Content starts
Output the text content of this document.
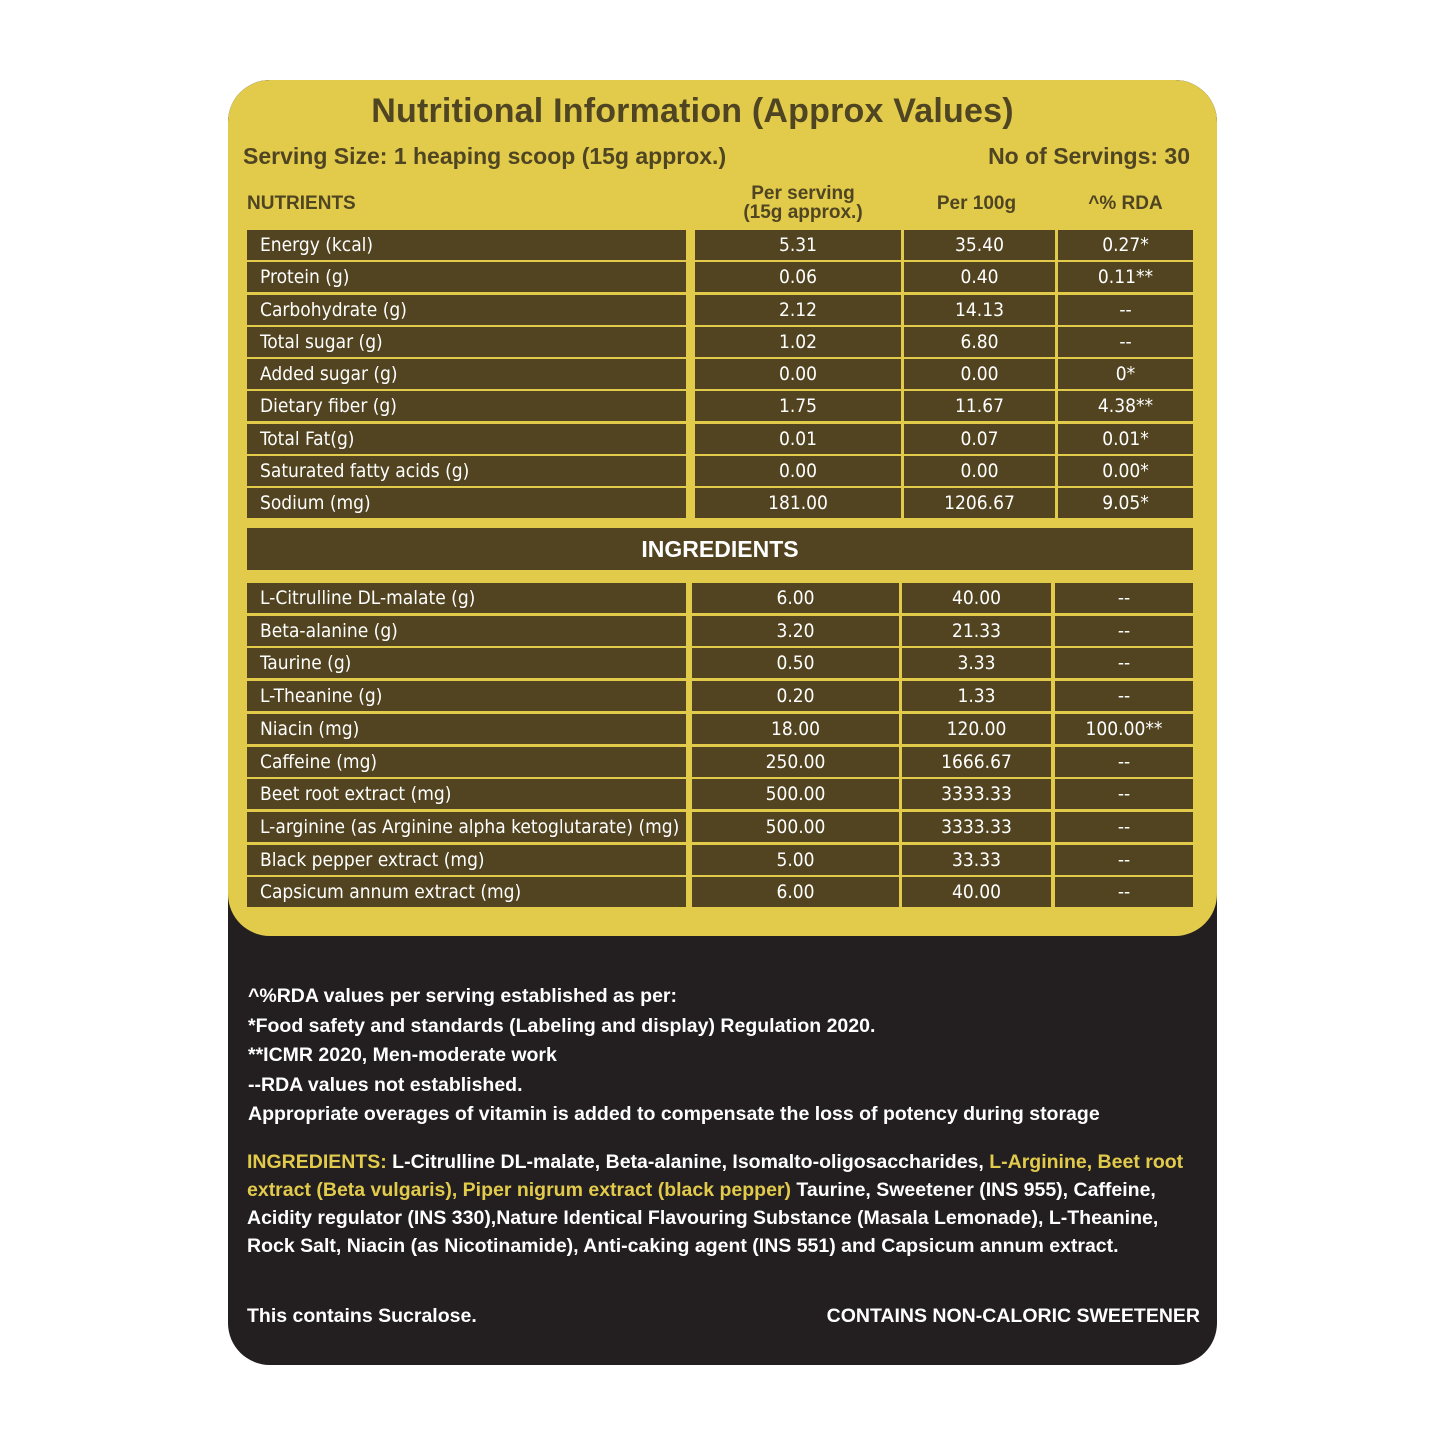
Nutritional Information (Approx Values)
Serving Size: 1 heaping scoop (15g approx.)	No of Servings: 30
NUTRIENTS	Per serving
(15g approx.)	Per 100g	^% RDA
Energy (kcal)	5.31	35.40	0.27*
Protein (g)	0.06	0.40	0.11**
Carbohydrate (g)	2.12	14.13	--
Total sugar (g)	1.02	6.80	--
Added sugar (g)	0.00	0.00	0*
Dietary fiber (g)	1.75	11.67	4.38**
Total Fat(g)	0.01	0.07	0.01*
Saturated fatty acids (g)	0.00	0.00	0.00*
Sodium (mg)	181.00	1206.67	9.05*
INGREDIENTS
L-Citrulline DL-malate (g)	6.00	40.00	--
Beta-alanine (g)	3.20	21.33	--
Taurine (g)	0.50	3.33	--
L-Theanine (g)	0.20	1.33	--
Niacin (mg)	18.00	120.00	100.00**
Caffeine (mg)	250.00	1666.67	--
Beet root extract (mg)	500.00	3333.33	--
L-arginine (as Arginine alpha ketoglutarate) (mg)	500.00	3333.33	--
Black pepper extract (mg)	5.00	33.33	--
Capsicum annum extract (mg)	6.00	40.00	--
^%RDA values per serving established as per:
*Food safety and standards (Labeling and display) Regulation 2020.
**ICMR 2020, Men-moderate work
--RDA values not established.
Appropriate overages of vitamin is added to compensate the loss of potency during storage
INGREDIENTS: L-Citrulline DL-malate, Beta-alanine, Isomalto-oligosaccharides, L-Arginine, Beet root extract (Beta vulgaris), Piper nigrum extract (black pepper) Taurine, Sweetener (INS 955), Caffeine, Acidity regulator (INS 330),Nature Identical Flavouring Substance (Masala Lemonade), L-Theanine, Rock Salt, Niacin (as Nicotinamide), Anti-caking agent (INS 551) and Capsicum annum extract.
This contains Sucralose.	CONTAINS NON-CALORIC SWEETENER
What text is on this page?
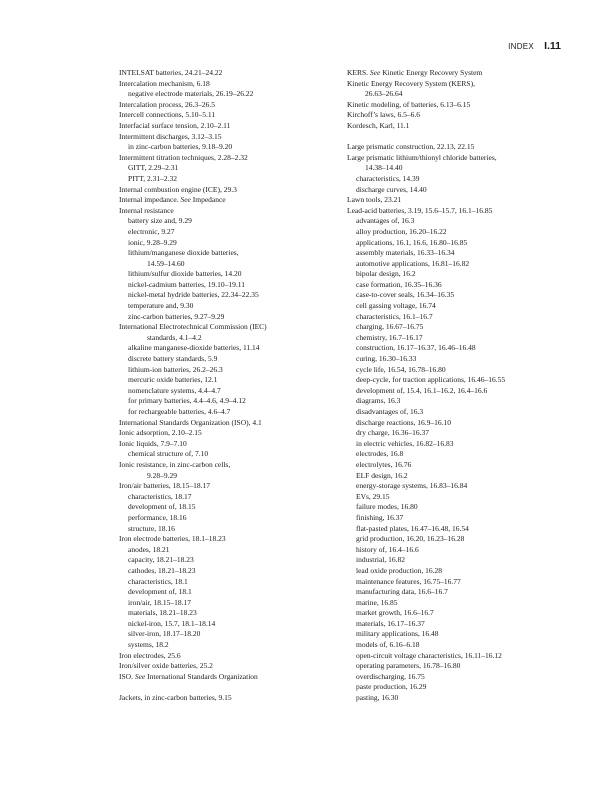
INDEX I.11
INTELSAT batteries, 24.21–24.22
Intercalation mechanism, 6.18
negative electrode materials, 26.19–26.22
Intercalation process, 26.3–26.5
Intercell connections, 5.10–5.11
Interfacial surface tension, 2.10–2.11
Intermittent discharges, 3.12–3.15
in zinc-carbon batteries, 9.18–9.20
Intermittent titration techniques, 2.28–2.32
GITT, 2.29–2.31
PITT, 2.31–2.32
Internal combustion engine (ICE), 29.3
Internal impedance. See Impedance
Internal resistance
battery size and, 9.29
electronic, 9.27
ionic, 9.28–9.29
lithium/manganese dioxide batteries,
14.59–14.60
lithium/sulfur dioxide batteries, 14.20
nickel-cadmium batteries, 19.10–19.11
nickel-metal hydride batteries, 22.34–22.35
temperature and, 9.30
zinc-carbon batteries, 9.27–9.29
International Electrotechnical Commission (IEC)
standards, 4.1–4.2
alkaline manganese-dioxide batteries, 11.14
discrete battery standards, 5.9
lithium-ion batteries, 26.2–26.3
mercuric oxide batteries, 12.1
nomenclature systems, 4.4–4.7
for primary batteries, 4.4–4.6, 4.9–4.12
for rechargeable batteries, 4.6–4.7
International Standards Organization (ISO), 4.1
Ionic adsorption, 2.10–2.15
Ionic liquids, 7.9–7.10
chemical structure of, 7.10
Ionic resistance, in zinc-carbon cells,
9.28–9.29
Iron/air batteries, 18.15–18.17
characteristics, 18.17
development of, 18.15
performance, 18.16
structure, 18.16
Iron electrode batteries, 18.1–18.23
anodes, 18.21
capacity, 18.21–18.23
cathodes, 18.21–18.23
characteristics, 18.1
development of, 18.1
iron/air, 18.15–18.17
materials, 18.21–18.23
nickel-iron, 15.7, 18.1–18.14
silver-iron, 18.17–18.20
systems, 18.2
Iron electrodes, 25.6
Iron/silver oxide batteries, 25.2
ISO. See International Standards Organization
Jackets, in zinc-carbon batteries, 9.15
KERS. See Kinetic Energy Recovery System
Kinetic Energy Recovery System (KERS),
26.63–26.64
Kinetic modeling, of batteries, 6.13–6.15
Kirchoff’s laws, 6.5–6.6
Kordesch, Karl, 11.1
Large prismatic construction, 22.13, 22.15
Large prismatic lithium/thionyl chloride batteries,
14.38–14.40
characteristics, 14.39
discharge curves, 14.40
Lawn tools, 23.21
Lead-acid batteries, 3.19, 15.6–15.7, 16.1–16.85
advantages of, 16.3
alloy production, 16.20–16.22
applications, 16.1, 16.6, 16.80–16.85
assembly materials, 16.33–16.34
automotive applications, 16.81–16.82
bipolar design, 16.2
case formation, 16.35–16.36
case-to-cover seals, 16.34–16.35
cell gassing voltage, 16.74
characteristics, 16.1–16.7
charging, 16.67–16.75
chemistry, 16.7–16.17
construction, 16.17–16.37, 16.46–16.48
curing, 16.30–16.33
cycle life, 16.54, 16.78–16.80
deep-cycle, for traction applications, 16.46–16.55
development of, 15.4, 16.1–16.2, 16.4–16.6
diagrams, 16.3
disadvantages of, 16.3
discharge reactions, 16.9–16.10
dry charge, 16.36–16.37
in electric vehicles, 16.82–16.83
electrodes, 16.8
electrolytes, 16.76
ELF design, 16.2
energy-storage systems, 16.83–16.84
EVs, 29.15
failure modes, 16.80
finishing, 16.37
flat-pasted plates, 16.47–16.48, 16.54
grid production, 16.20, 16.23–16.28
history of, 16.4–16.6
industrial, 16.82
lead oxide production, 16.28
maintenance features, 16.75–16.77
manufacturing data, 16.6–16.7
marine, 16.85
market growth, 16.6–16.7
materials, 16.17–16.37
military applications, 16.48
models of, 6.16–6.18
open-circuit voltage characteristics, 16.11–16.12
operating parameters, 16.78–16.80
overdischarging, 16.75
paste production, 16.29
pasting, 16.30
Content ends
## Aim of the exercise
Please work out how many lines of the listing hold the word "manganese" and reply with only that number.

## Answer below
2